**PROBLEM REQUIREMENTS**. Your task is to repeat the entries exactly. Leave the pictures out.

**RECORDS TO USE**.
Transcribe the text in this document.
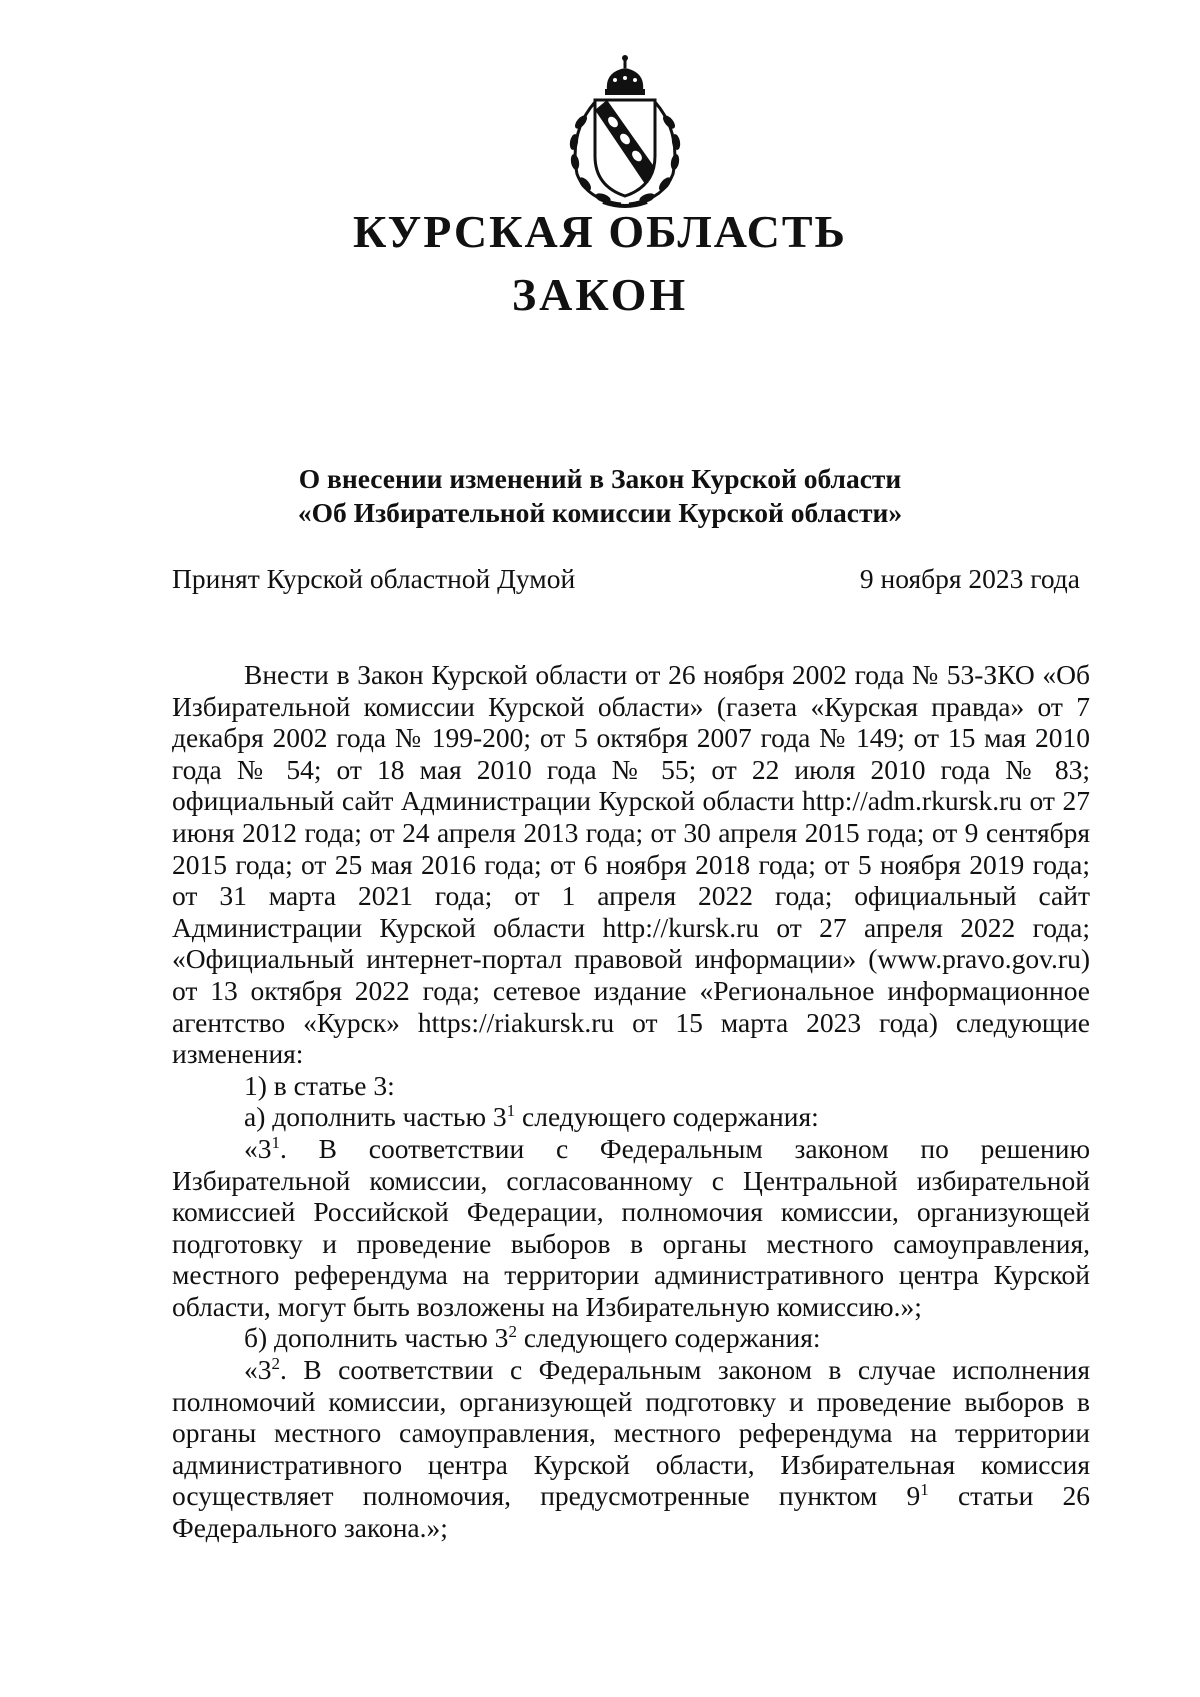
КУРСКАЯ ОБЛАСТЬ
ЗАКОН
О внесении изменений в Закон Курской области
«Об Избирательной комиссии Курской области»
Принят Курской областной Думой	9 ноября 2023 года

Внести в Закон Курской области от 26 ноября 2002 года № 53-ЗКО «Об Избирательной комиссии Курской области» (газета «Курская правда» от 7 декабря 2002 года № 199-200; от 5 октября 2007 года № 149; от 15 мая 2010 года № 54; от 18 мая 2010 года № 55; от 22 июля 2010 года № 83; официальный сайт Администрации Курской области http://adm.rkursk.ru от 27 июня 2012 года; от 24 апреля 2013 года; от 30 апреля 2015 года; от 9 сентября 2015 года; от 25 мая 2016 года; от 6 ноября 2018 года; от 5 ноября 2019 года; от 31 марта 2021 года; от 1 апреля 2022 года; официальный сайт Администрации Курской области http://kursk.ru от 27 апреля 2022 года; «Официальный интернет-портал правовой информации» (www.pravo.gov.ru) от 13 октября 2022 года; сетевое издание «Региональное информационное агентство «Курск» https://riakursk.ru от 15 марта 2023 года) следующие изменения:

1) в статье 3:

а) дополнить частью $3^1$ следующего содержания:

«$3^1$. В соответствии с Федеральным законом по решению Избирательной комиссии, согласованному с Центральной избирательной комиссией Российской Федерации, полномочия комиссии, организующей подготовку и проведение выборов в органы местного самоуправления, местного референдума на территории административного центра Курской области, могут быть возложены на Избирательную комиссию.»;

б) дополнить частью $3^2$ следующего содержания:

«$3^2$. В соответствии с Федеральным законом в случае исполнения полномочий комиссии, организующей подготовку и проведение выборов в органы местного самоуправления, местного референдума на территории административного центра Курской области, Избирательная комиссия осуществляет полномочия, предусмотренные пунктом $9^1$ статьи 26 Федерального закона.»;
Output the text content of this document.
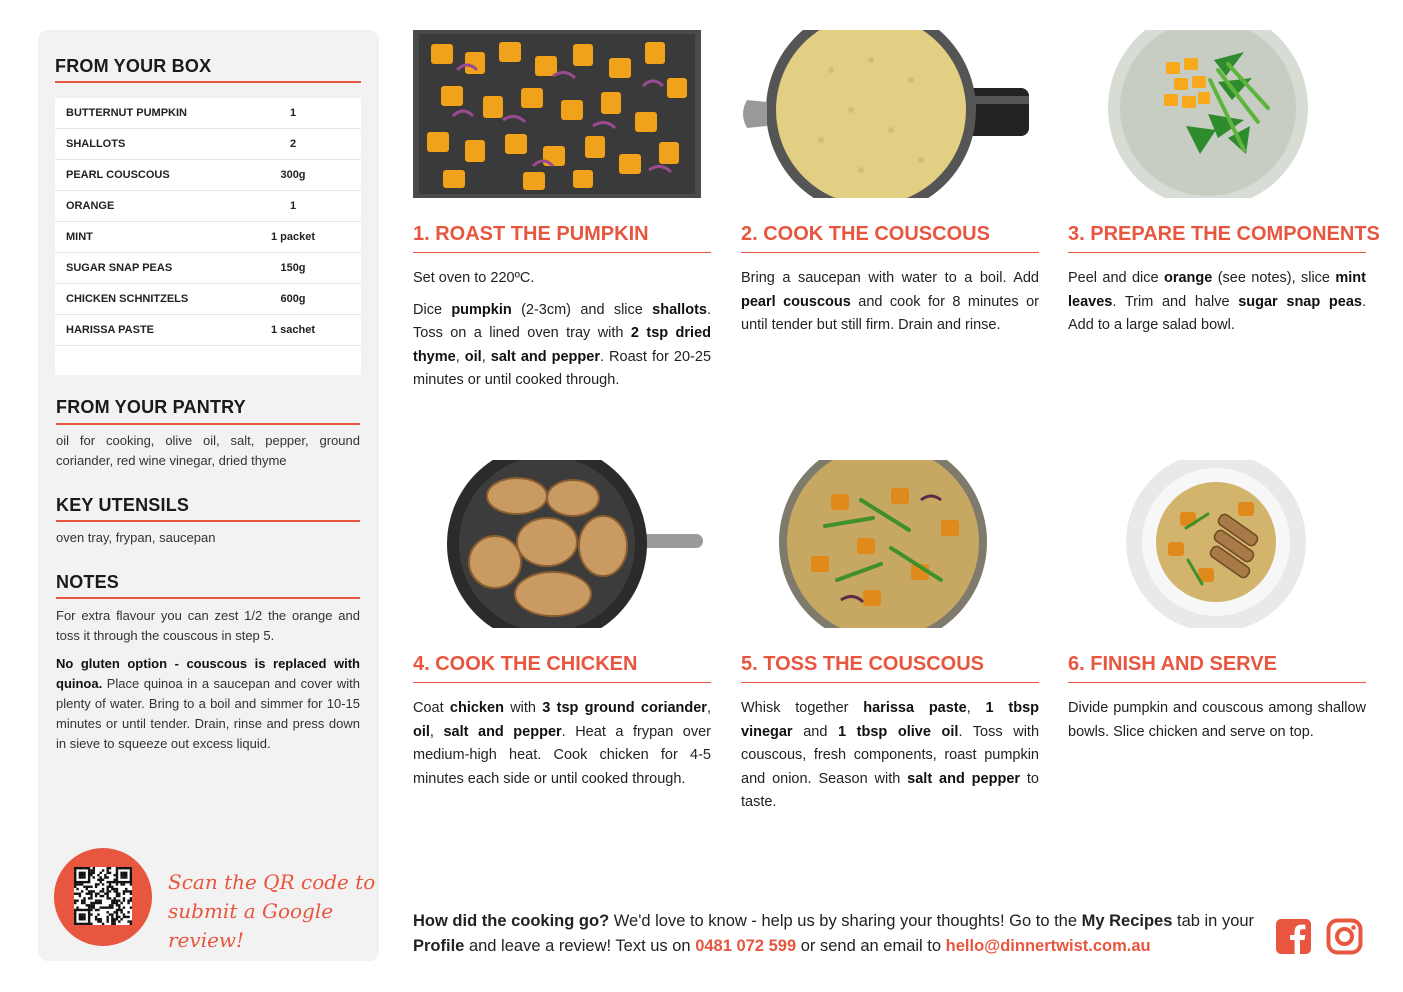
FROM YOUR BOX
BUTTERNUT PUMPKIN	1
SHALLOTS	2
PEARL COUSCOUS	300g
ORANGE	1
MINT	1 packet
SUGAR SNAP PEAS	150g
CHICKEN SCHNITZELS	600g
HARISSA PASTE	1 sachet
FROM YOUR PANTRY
oil for cooking, olive oil, salt, pepper, ground coriander, red wine vinegar, dried thyme
KEY UTENSILS
oven tray, frypan, saucepan
NOTES

For extra flavour you can zest 1/2 the orange and toss it through the couscous in step 5.

No gluten option - couscous is replaced with quinoa. Place quinoa in a saucepan and cover with plenty of water. Bring to a boil and simmer for 10-15 minutes or until tender. Drain, rinse and press down in sieve to squeeze out excess liquid.

Scan the QR code to
submit a Google review!
1. ROAST THE PUMPKIN

Set oven to 220ºC.

Dice pumpkin (2-3cm) and slice shallots. Toss on a lined oven tray with 2 tsp dried thyme, oil, salt and pepper. Roast for 20-25 minutes or until cooked through.

2. COOK THE COUSCOUS

Bring a saucepan with water to a boil. Add pearl couscous and cook for 8 minutes or until tender but still firm. Drain and rinse.

3. PREPARE THE COMPONENTS

Peel and dice orange (see notes), slice mint leaves. Trim and halve sugar snap peas. Add to a large salad bowl.

4. COOK THE CHICKEN

Coat chicken with 3 tsp ground coriander, oil, salt and pepper. Heat a frypan over medium-high heat. Cook chicken for 4-5 minutes each side or until cooked through.

5. TOSS THE COUSCOUS

Whisk together harissa paste, 1 tbsp vinegar and 1 tbsp olive oil. Toss with couscous, fresh components, roast pumpkin and onion. Season with salt and pepper to taste.

6. FINISH AND SERVE

Divide pumpkin and couscous among shallow bowls. Slice chicken and serve on top.

How did the cooking go? We'd love to know - help us by sharing your thoughts! Go to the My Recipes tab in your Profile and leave a review! Text us on 0481 072 599 or send an email to hello@dinnertwist.com.au
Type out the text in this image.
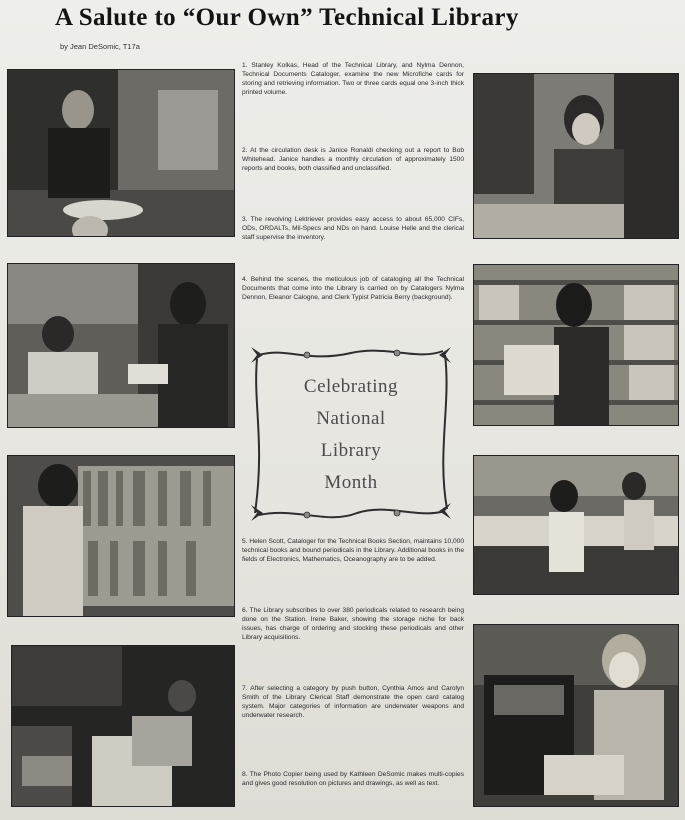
A Salute to “Our Own” Technical Library
by Jean DeSomic, T17a
1. Stanley Kolkas, Head of the Technical Library, and Nylma Dennon, Technical Documents Cataloger, examine the new Microfiche cards for storing and retrieving information. Two or three cards equal one 3-inch thick printed volume.
2. At the circulation desk is Janice Ronaldi checking out a report to Bob Whitehead. Janice handles a monthly circulation of approximately 1500 reports and books, both classified and unclassified.
3. The revolving Lektriever provides easy access to about 65,000 CIFs, ODs, ORDALTs, Mil-Specs and NDs on hand. Louise Helle and the clerical staff supervise the inventory.
4. Behind the scenes, the meticulous job of cataloging all the Technical Documents that come into the Library is carried on by Catalogers Nylma Dennon, Eleanor Calogne, and Clerk Typist Patricia Berry (background).
Celebrating
National
Library
Month
5. Helen Scott, Cataloger for the Technical Books Section, maintains 10,000 technical books and bound periodicals in the Library. Additional books in the fields of Electronics, Mathematics, Oceanography are to be added.
6. The Library subscribes to over 380 periodicals related to research being done on the Station. Irene Baker, showing the storage niche for back issues, has charge of ordering and stocking these periodicals and other Library acquisitions.
7. After selecting a category by push button, Cynthia Amos and Carolyn Smith of the Library Clerical Staff demonstrate the open card catalog system. Major categories of information are underwater weapons and underwater research.
8. The Photo Copier being used by Kathleen DeSomic makes multi-copies and gives good resolution on pictures and drawings, as well as text.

**CORRECT RESULT**.
Transcribe the text in this document.
КУРСКАЯ ОБЛАСТЬ
ЗАКОН
О внесении изменений в Закон Курской области
«Об Избирательной комиссии Курской области»
Принят Курской областной Думой	9 ноября 2023 года

Внести в Закон Курской области от 26 ноября 2002 года № 53-ЗКО «Об Избирательной комиссии Курской области» (газета «Курская правда» от 7 декабря 2002 года № 199-200; от 5 октября 2007 года № 149; от 15 мая 2010 года № 54; от 18 мая 2010 года № 55; от 22 июля 2010 года № 83; официальный сайт Администрации Курской области http://adm.rkursk.ru от 27 июня 2012 года; от 24 апреля 2013 года; от 30 апреля 2015 года; от 9 сентября 2015 года; от 25 мая 2016 года; от 6 ноября 2018 года; от 5 ноября 2019 года; от 31 марта 2021 года; от 1 апреля 2022 года; официальный сайт Администрации Курской области http://kursk.ru от 27 апреля 2022 года; «Официальный интернет-портал правовой информации» (www.pravo.gov.ru) от 13 октября 2022 года; сетевое издание «Региональное информационное агентство «Курск» https://riakursk.ru от 15 марта 2023 года) следующие изменения:

1) в статье 3:

а) дополнить частью $3^1$ следующего содержания:

«$3^1$. В соответствии с Федеральным законом по решению Избирательной комиссии, согласованному с Центральной избирательной комиссией Российской Федерации, полномочия комиссии, организующей подготовку и проведение выборов в органы местного самоуправления, местного референдума на территории административного центра Курской области, могут быть возложены на Избирательную комиссию.»;

б) дополнить частью $3^2$ следующего содержания:

«$3^2$. В соответствии с Федеральным законом в случае исполнения полномочий комиссии, организующей подготовку и проведение выборов в органы местного самоуправления, местного референдума на территории административного центра Курской области, Избирательная комиссия осуществляет полномочия, предусмотренные пунктом $9^1$ статьи 26 Федерального закона.»;
Output the text content of this document.
FROM YOUR BOX
BUTTERNUT PUMPKIN	1
SHALLOTS	2
PEARL COUSCOUS	300g
ORANGE	1
MINT	1 packet
SUGAR SNAP PEAS	150g
CHICKEN SCHNITZELS	600g
HARISSA PASTE	1 sachet
FROM YOUR PANTRY
oil for cooking, olive oil, salt, pepper, ground coriander, red wine vinegar, dried thyme
KEY UTENSILS
oven tray, frypan, saucepan
NOTES

For extra flavour you can zest 1/2 the orange and toss it through the couscous in step 5.

No gluten option - couscous is replaced with quinoa. Place quinoa in a saucepan and cover with plenty of water. Bring to a boil and simmer for 10-15 minutes or until tender. Drain, rinse and press down in sieve to squeeze out excess liquid.

Scan the QR code to
submit a Google review!
1. ROAST THE PUMPKIN

Set oven to 220ºC.

Dice pumpkin (2-3cm) and slice shallots. Toss on a lined oven tray with 2 tsp dried thyme, oil, salt and pepper. Roast for 20-25 minutes or until cooked through.

2. COOK THE COUSCOUS

Bring a saucepan with water to a boil. Add pearl couscous and cook for 8 minutes or until tender but still firm. Drain and rinse.

3. PREPARE THE COMPONENTS

Peel and dice orange (see notes), slice mint leaves. Trim and halve sugar snap peas. Add to a large salad bowl.

4. COOK THE CHICKEN

Coat chicken with 3 tsp ground coriander, oil, salt and pepper. Heat a frypan over medium-high heat. Cook chicken for 4-5 minutes each side or until cooked through.

5. TOSS THE COUSCOUS

Whisk together harissa paste, 1 tbsp vinegar and 1 tbsp olive oil. Toss with couscous, fresh components, roast pumpkin and onion. Season with salt and pepper to taste.

6. FINISH AND SERVE

Divide pumpkin and couscous among shallow bowls. Slice chicken and serve on top.

How did the cooking go? We'd love to know - help us by sharing your thoughts! Go to the My Recipes tab in your Profile and leave a review! Text us on 0481 072 599 or send an email to hello@dinnertwist.com.au
Type out the text in this image.
A Salute to “Our Own” Technical Library
by Jean DeSomic, T17a
1. Stanley Kolkas, Head of the Technical Library, and Nylma Dennon, Technical Documents Cataloger, examine the new Microfiche cards for storing and retrieving information. Two or three cards equal one 3-inch thick printed volume.
2. At the circulation desk is Janice Ronaldi checking out a report to Bob Whitehead. Janice handles a monthly circulation of approximately 1500 reports and books, both classified and unclassified.
3. The revolving Lektriever provides easy access to about 65,000 CIFs, ODs, ORDALTs, Mil-Specs and NDs on hand. Louise Helle and the clerical staff supervise the inventory.
4. Behind the scenes, the meticulous job of cataloging all the Technical Documents that come into the Library is carried on by Catalogers Nylma Dennon, Eleanor Calogne, and Clerk Typist Patricia Berry (background).
Celebrating
National
Library
Month
5. Helen Scott, Cataloger for the Technical Books Section, maintains 10,000 technical books and bound periodicals in the Library. Additional books in the fields of Electronics, Mathematics, Oceanography are to be added.
6. The Library subscribes to over 380 periodicals related to research being done on the Station. Irene Baker, showing the storage niche for back issues, has charge of ordering and stocking these periodicals and other Library acquisitions.
7. After selecting a category by push button, Cynthia Amos and Carolyn Smith of the Library Clerical Staff demonstrate the open card catalog system. Major categories of information are underwater weapons and underwater research.
8. The Photo Copier being used by Kathleen DeSomic makes multi-copies and gives good resolution on pictures and drawings, as well as text.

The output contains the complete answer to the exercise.